▶ [DOCUMENT]:
§ §

Data Mining Survivor: CSV_Data0

DATA MINING
Desktop Survival Guide
by Graham Williams

CSV Options

The Rattle interface provides a couple of options for tuning how we read the data from a CSV file, as we can might have noticed in Figure 5.2. We can choose the field delimiter through the Separator entry. A comma is the default. To load a exttt.txt file which uses a tab as the field separator we replace the comma with the special code \\t (that is, two slashes followed by a t) to represent a tab. You can also leave the separator empty and any white space will be used as the separator.

From the read.csv viewpoint the effect is to include the appropriate argument in the call to the function:

> ds <- read.csv("mydata.txt", sep="\t")

§ §

Stored data
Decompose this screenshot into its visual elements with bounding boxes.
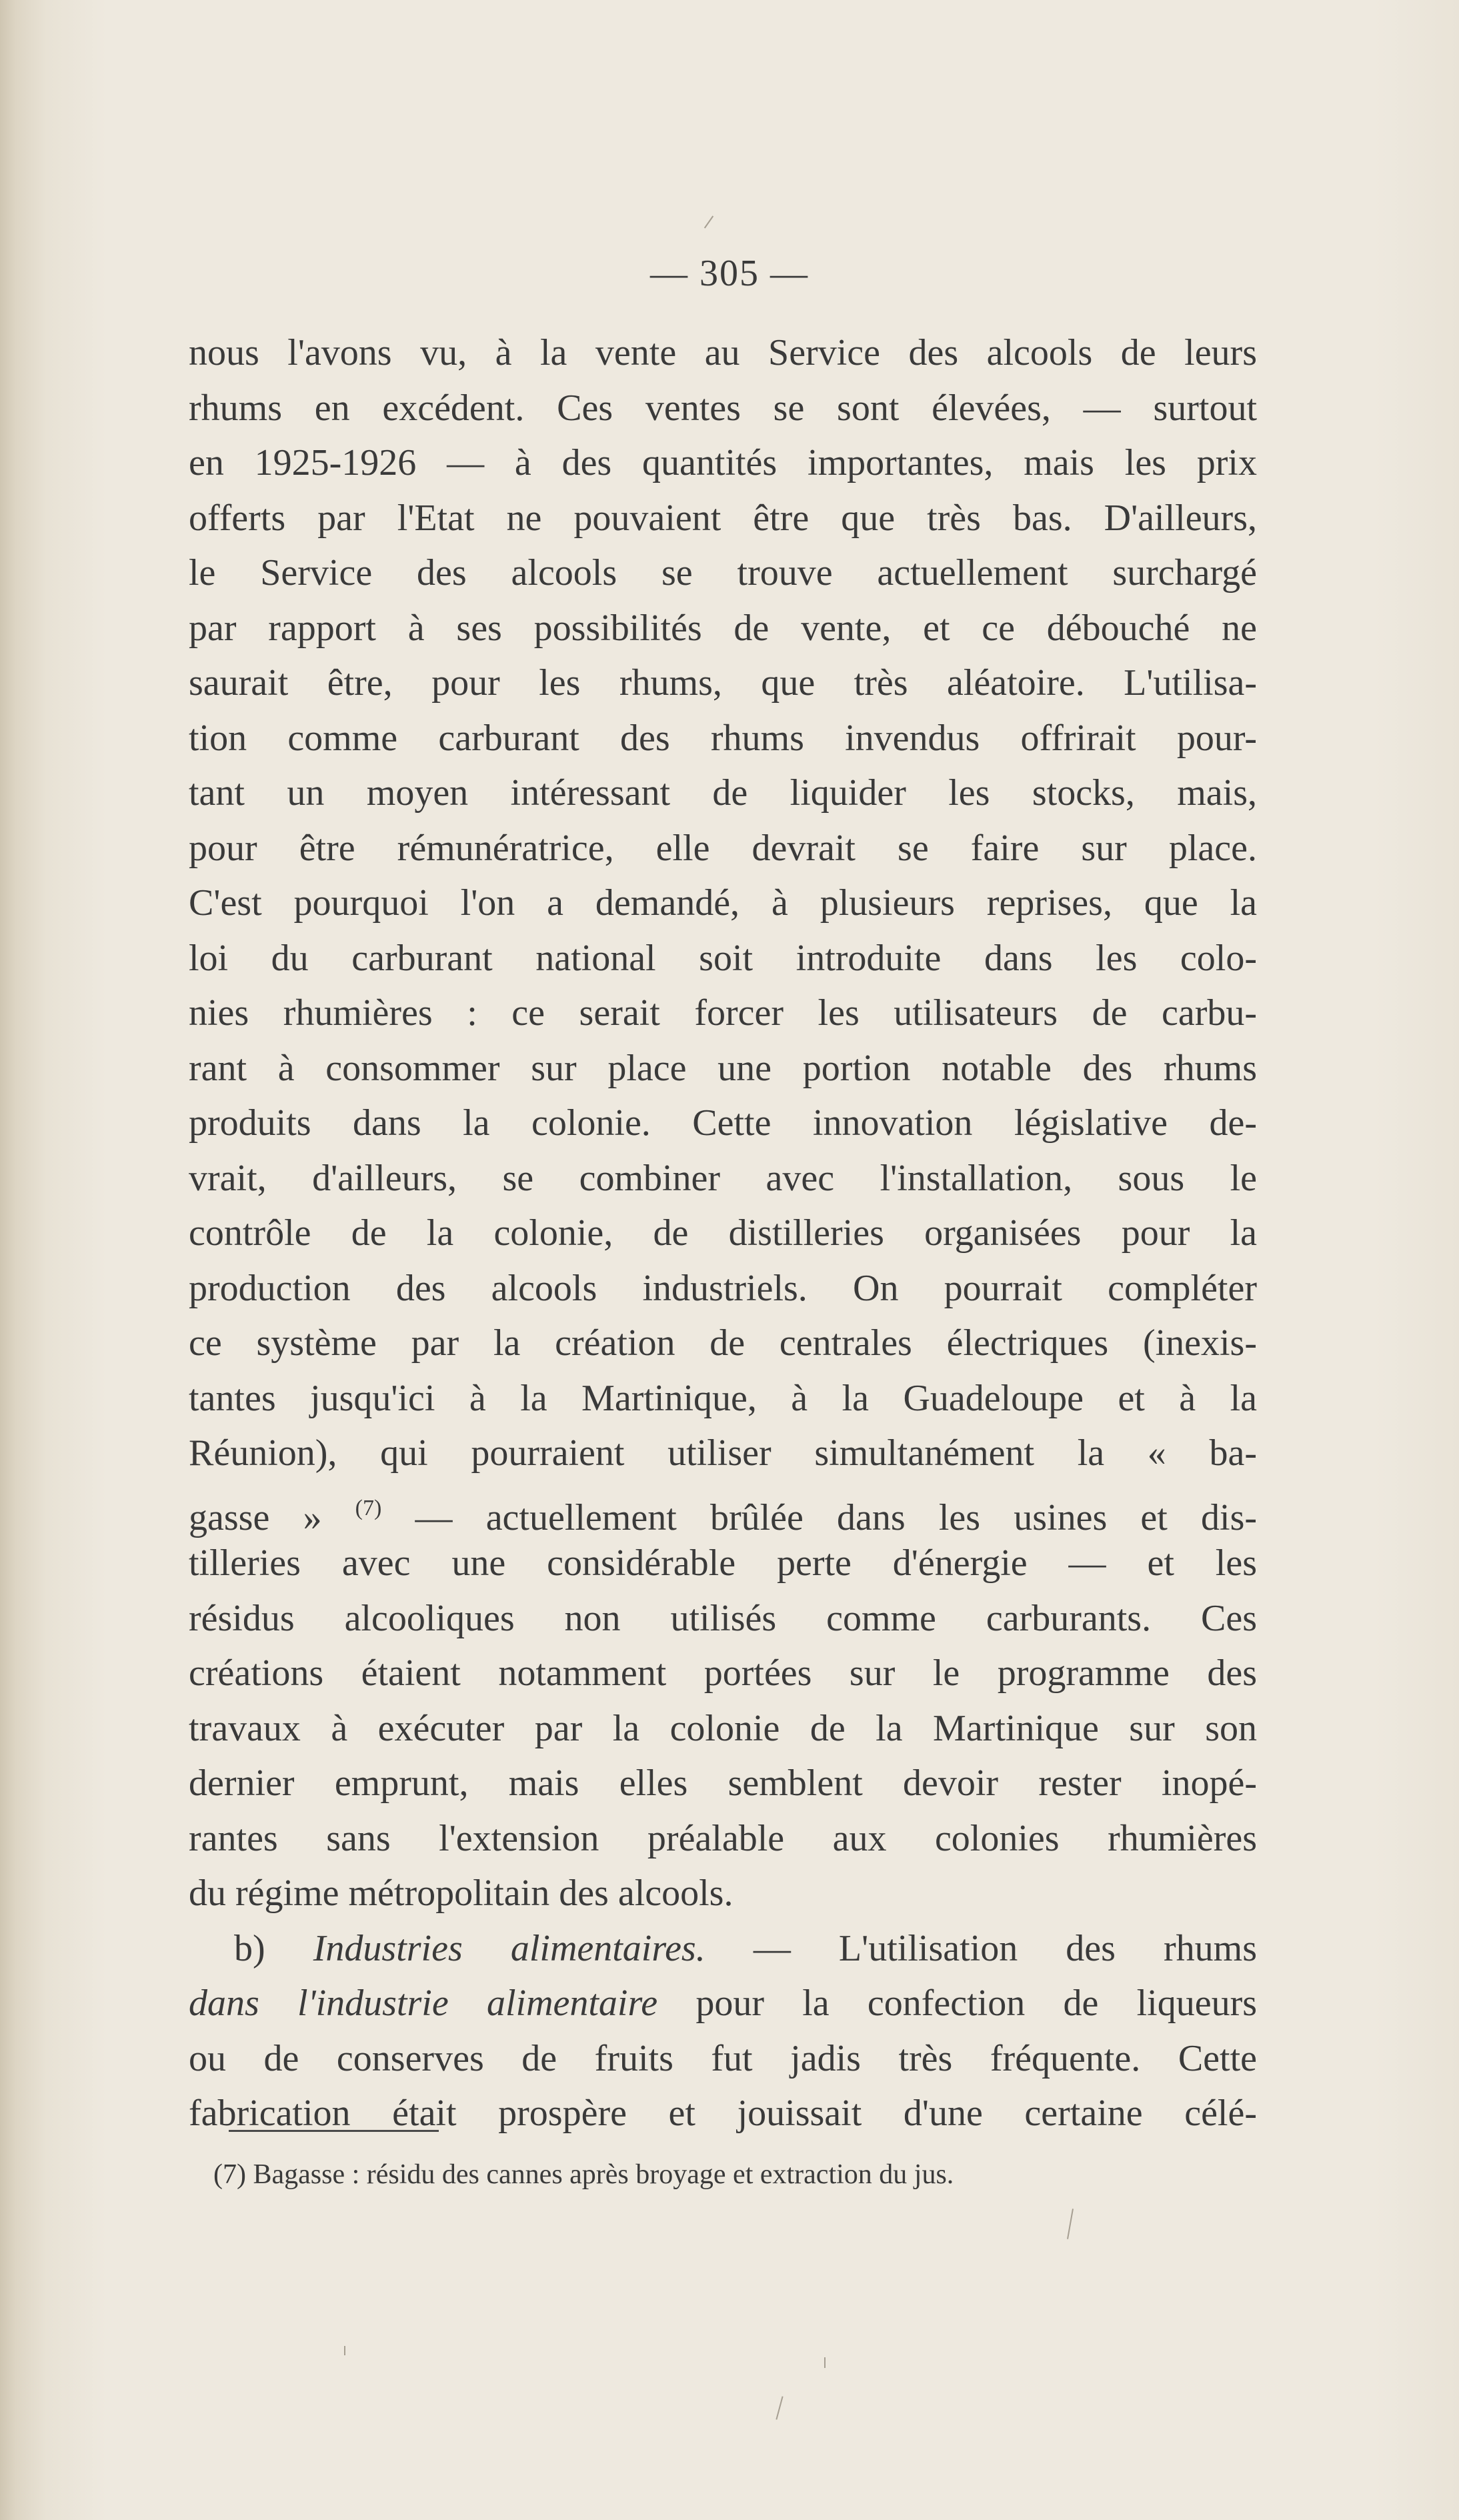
text-line: contrôle de la colonie, de distilleries organisées pour la [189,1212,1257,1254]
text-line: Réunion), qui pourraient utiliser simultanément la « ba- [189,1432,1257,1474]
paper-mark [824,2357,826,2368]
text-line: production des alcools industriels. On pourrait compléter [189,1267,1257,1309]
text-line: loi du carburant national soit introduite dans les colo- [189,937,1257,979]
text-line: rhums en excédent. Ces ventes se sont élevées, — surtout [189,387,1257,429]
paper-mark [344,2346,345,2355]
footnote-divider [229,2130,439,2132]
text-line: offerts par l'Etat ne pouvaient être que très bas. D'ailleurs, [189,497,1257,539]
text-line: rant à consommer sur place une portion notable des rhums [189,1047,1257,1089]
text-line: tion comme carburant des rhums invendus offrirait pour- [189,717,1257,759]
text-line: tant un moyen intéressant de liquider les stocks, mais, [189,772,1257,814]
text-line: du régime métropolitain des alcools. [189,1872,734,1914]
text-line-with-footnote-ref [189,1481,1257,1536]
text-line: vrait, d'ailleurs, se combiner avec l'installation, sous le [189,1157,1257,1199]
text-line: nous l'avons vu, à la vente au Service des alcools de leurs [189,332,1257,373]
text-line: par rapport à ses possibilités de vente, et ce débouché ne [189,607,1257,649]
text-line: pour être rémunératrice, elle devrait se faire sur place. [189,827,1257,869]
line-end: — actuellement brûlée dans les usines et dis- [415,1496,1258,1538]
text-line: rantes sans l'extension préalable aux colonies rhumières [189,1817,1257,1859]
section-heading: Industries alimentaires. [313,1927,705,1969]
text-line: C'est pourquoi l'on a demandé, à plusieurs reprises, que la [189,882,1257,924]
page-number: — 305 — [650,253,809,294]
section-text-start: — L'utilisation des rhums [753,1927,1258,1969]
text-line: ce système par la création de centrales électriques (inexis- [189,1322,1257,1364]
text-line: saurait être, pour les rhums, que très aléatoire. L'utilisa- [189,662,1257,704]
text-line: créations étaient notamment portées sur le programme des [189,1652,1257,1694]
section-b-first-line [189,1921,1257,1977]
text-line: produits dans la colonie. Cette innovation législative de- [189,1102,1257,1144]
text-line: tantes jusqu'ici à la Martinique, à la Guadeloupe et à la [189,1377,1257,1419]
text-line: résidus alcooliques non utilisés comme carburants. Ces [189,1597,1257,1639]
text-line: nies rhumières : ce serait forcer les utilisateurs de carbu- [189,992,1257,1034]
line-rest: pour la confection de liqueurs [695,1983,1258,2024]
paper-mark [776,2396,783,2419]
text-line [189,1976,1257,2031]
text-line: fabrication était prospère et jouissait d'une certaine célé- [189,2093,1257,2134]
text-line: en 1925-1926 — à des quantités importantes, mais les prix [189,442,1257,483]
italic-phrase: dans l'industrie alimentaire [189,1983,658,2024]
text-line: tilleries avec une considérable perte d'énergie — et les [189,1542,1257,1584]
text-line: dernier emprunt, mais elles semblent devoir rester inopé- [189,1762,1257,1804]
body-text [189,325,1257,2141]
text-line: ou de conserves de fruits fut jadis très fréquente. Cette [189,2037,1257,2079]
footnote: (7) Bagasse : résidu des cannes après broyage et extraction du jus. [213,2159,954,2190]
paper-mark [704,215,713,228]
line-start: gasse » [189,1496,322,1538]
paper-mark [1067,2209,1074,2239]
text-line: travaux à exécuter par la colonie de la Martinique sur son [189,1707,1257,1749]
section-label: b) [234,1927,265,1969]
text-line: le Service des alcools se trouve actuellement surchargé [189,552,1257,593]
footnote-reference[interactable]: (7) [355,1495,382,1520]
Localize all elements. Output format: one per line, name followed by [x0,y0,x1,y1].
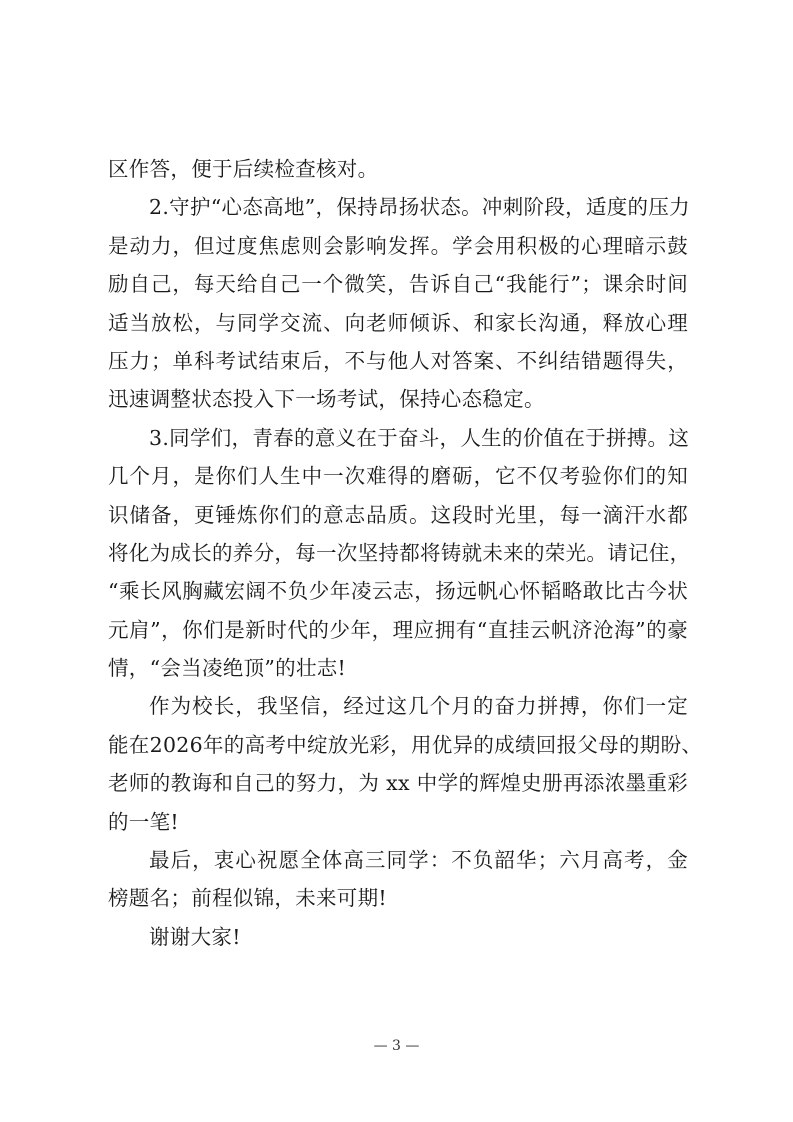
text-line: 迅速调整状态投入下一场考试，保持心态稳定。 [108,387,545,412]
text-line: 将化为成长的养分，每一次坚持都将铸就未来的荣光。请记住， [108,540,691,565]
text-line: 几个月，是你们人生中一次难得的磨砺，它不仅考验你们的知 [108,464,688,489]
page-number: — 3 — [373,1038,420,1054]
text-line: 作为校长，我坚信，经过这几个月的奋力拼搏，你们一定 [149,694,688,719]
text-line: “乘长风胸藏宏阔不负少年凌云志，扬远帆心怀韬略敢比古今状 [108,579,688,604]
text-line: 能在2026年的高考中绽放光彩，用优异的成绩回报父母的期盼、 [108,732,703,757]
text-line: 压力；单科考试结束后，不与他人对答案、不纠结错题得失， [108,348,688,373]
text-line: 识储备，更锤炼你们的意志品质。这段时光里，每一滴汗水都 [108,502,688,527]
text-line: 3.同学们，青春的意义在于奋斗，人生的价值在于拼搏。这 [149,425,690,450]
text-line: 谢谢大家! [149,924,241,949]
text-line: 是动力，但过度焦虑则会影响发挥。学会用积极的心理暗示鼓 [108,233,688,258]
text-line: 情，“会当凌绝顶”的壮志! [108,656,347,681]
text-line: 2.守护“心态高地”，保持昂扬状态。冲刺阶段，适度的压力 [149,195,690,220]
text-line: 老师的教诲和自己的努力，为 xx 中学的辉煌史册再添浓墨重彩 [108,771,688,796]
text-line: 励自己，每天给自己一个微笑，告诉自己“我能行”；课余时间 [108,272,688,297]
text-line: 最后，衷心祝愿全体高三同学：不负韶华；六月高考，金 [149,848,688,873]
text-line: 的一笔! [108,809,179,834]
text-line: 区作答，便于后续检查核对。 [108,157,379,181]
text-line: 榜题名；前程似锦，未来可期! [108,886,387,911]
text-line: 元肩”，你们是新时代的少年，理应拥有“直挂云帆济沧海”的豪 [108,617,688,642]
speech-body [108,150,703,956]
text-line: 适当放松，与同学交流、向老师倾诉、和家长沟通，释放心理 [108,310,688,335]
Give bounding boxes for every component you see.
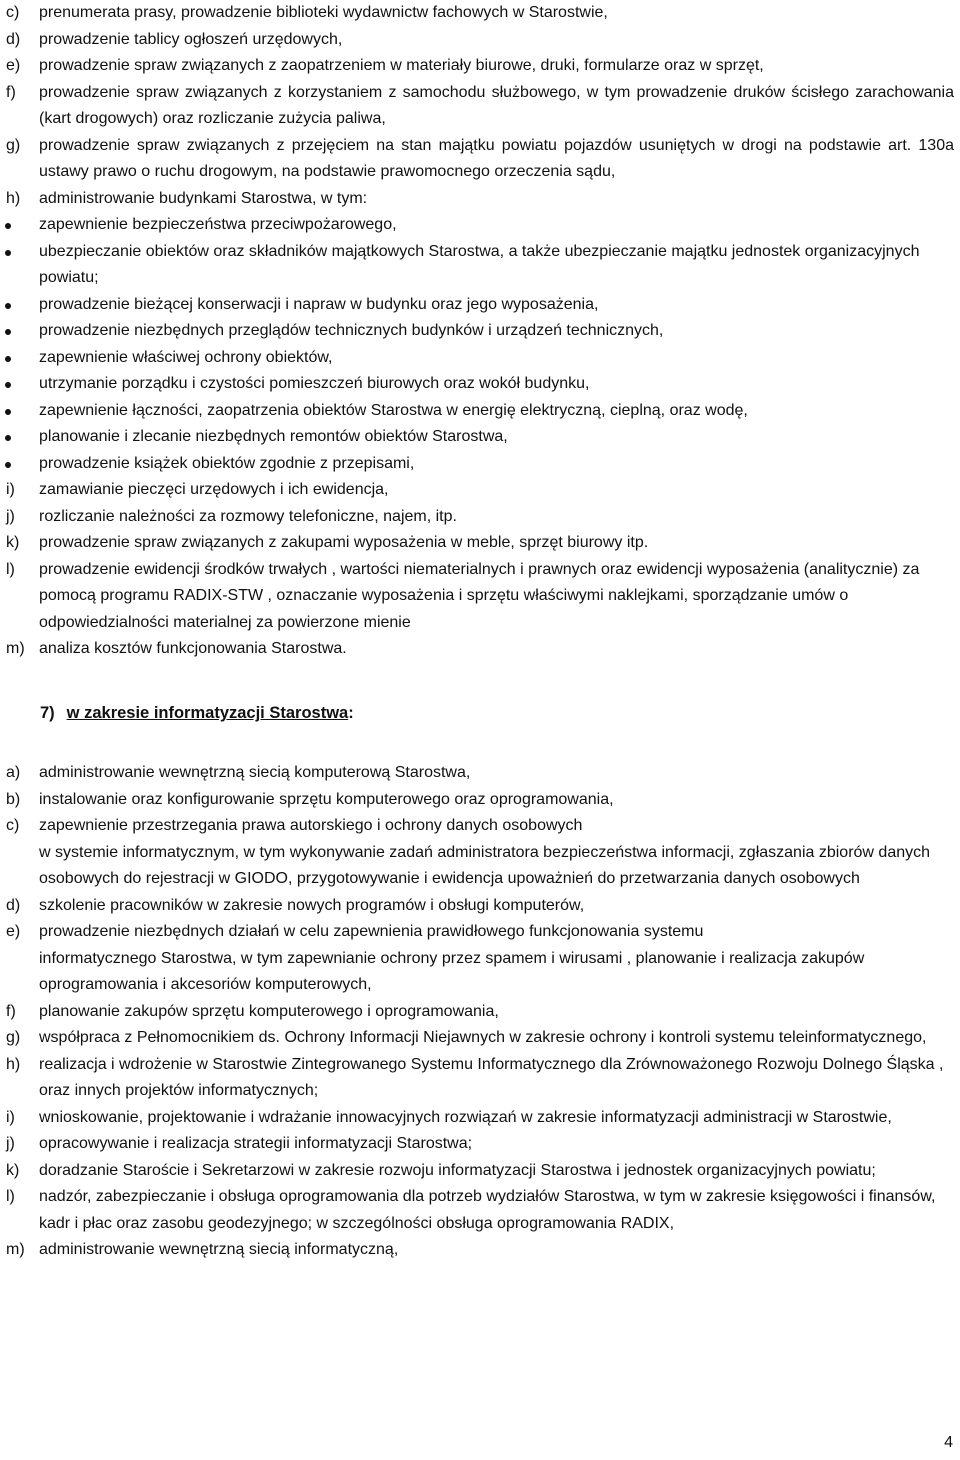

§ §

Copy, word for word, the stretch of the page on CSV options from "CSV Options" through "as the separator.".

CSV Options

The Rattle interface provides a couple of options for tuning how we read the data from a CSV file, as we can might have noticed in Figure 5.2. We can choose the field delimiter through the Separator entry. A comma is the default. To load a exttt.txt file which uses a tab as the field separator we replace the comma with the special code \\t (that is, two slashes followed by a t) to represent a tab. You can also leave the separator empty and any white space will be used as the separator.